Data listing
(begin)
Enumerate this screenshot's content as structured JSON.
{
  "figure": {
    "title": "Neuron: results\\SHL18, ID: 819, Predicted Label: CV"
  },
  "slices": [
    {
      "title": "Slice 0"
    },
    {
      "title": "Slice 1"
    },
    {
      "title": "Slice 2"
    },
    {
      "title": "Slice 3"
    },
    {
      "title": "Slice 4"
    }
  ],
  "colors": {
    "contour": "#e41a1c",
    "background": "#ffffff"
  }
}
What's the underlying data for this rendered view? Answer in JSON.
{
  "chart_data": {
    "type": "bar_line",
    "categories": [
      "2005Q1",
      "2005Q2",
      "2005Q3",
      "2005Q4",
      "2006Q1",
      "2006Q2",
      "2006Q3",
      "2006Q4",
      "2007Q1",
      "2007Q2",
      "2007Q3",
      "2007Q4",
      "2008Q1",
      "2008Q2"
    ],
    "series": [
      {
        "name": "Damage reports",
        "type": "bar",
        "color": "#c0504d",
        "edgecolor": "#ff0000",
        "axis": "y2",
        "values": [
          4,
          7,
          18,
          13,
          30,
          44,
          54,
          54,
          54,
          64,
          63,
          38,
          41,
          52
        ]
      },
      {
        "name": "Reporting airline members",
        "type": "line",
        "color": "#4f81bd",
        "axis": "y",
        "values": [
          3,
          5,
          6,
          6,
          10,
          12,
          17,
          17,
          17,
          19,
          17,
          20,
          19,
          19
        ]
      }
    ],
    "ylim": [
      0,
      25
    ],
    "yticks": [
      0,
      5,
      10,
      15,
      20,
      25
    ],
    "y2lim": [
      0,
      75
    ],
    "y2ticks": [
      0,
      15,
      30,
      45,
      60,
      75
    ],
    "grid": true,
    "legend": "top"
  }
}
(end)
Extract every record. Keep wording exact.

Enumerate this screenshot's content as structured JSON.
{
  "figure": {
    "title": "Neuron: results\\SHL18, ID: 819, Predicted Label: CV"
  },
  "slices": [
    {
      "title": "Slice 0"
    },
    {
      "title": "Slice 1"
    },
    {
      "title": "Slice 2"
    },
    {
      "title": "Slice 3"
    },
    {
      "title": "Slice 4"
    }
  ],
  "colors": {
    "contour": "#e41a1c",
    "background": "#ffffff"
  }
}
What's the underlying data for this rendered view? Answer in JSON.
{
  "chart_data": {
    "type": "bar_line",
    "categories": [
      "2005Q1",
      "2005Q2",
      "2005Q3",
      "2005Q4",
      "2006Q1",
      "2006Q2",
      "2006Q3",
      "2006Q4",
      "2007Q1",
      "2007Q2",
      "2007Q3",
      "2007Q4",
      "2008Q1",
      "2008Q2"
    ],
    "series": [
      {
        "name": "Damage reports",
        "type": "bar",
        "color": "#c0504d",
        "edgecolor": "#ff0000",
        "axis": "y2",
        "values": [
          4,
          7,
          18,
          13,
          30,
          44,
          54,
          54,
          54,
          64,
          63,
          38,
          41,
          52
        ]
      },
      {
        "name": "Reporting airline members",
        "type": "line",
        "color": "#4f81bd",
        "axis": "y",
        "values": [
          3,
          5,
          6,
          6,
          10,
          12,
          17,
          17,
          17,
          19,
          17,
          20,
          19,
          19
        ]
      }
    ],
    "ylim": [
      0,
      25
    ],
    "yticks": [
      0,
      5,
      10,
      15,
      20,
      25
    ],
    "y2lim": [
      0,
      75
    ],
    "y2ticks": [
      0,
      15,
      30,
      45,
      60,
      75
    ],
    "grid": true,
    "legend": "top"
  }
}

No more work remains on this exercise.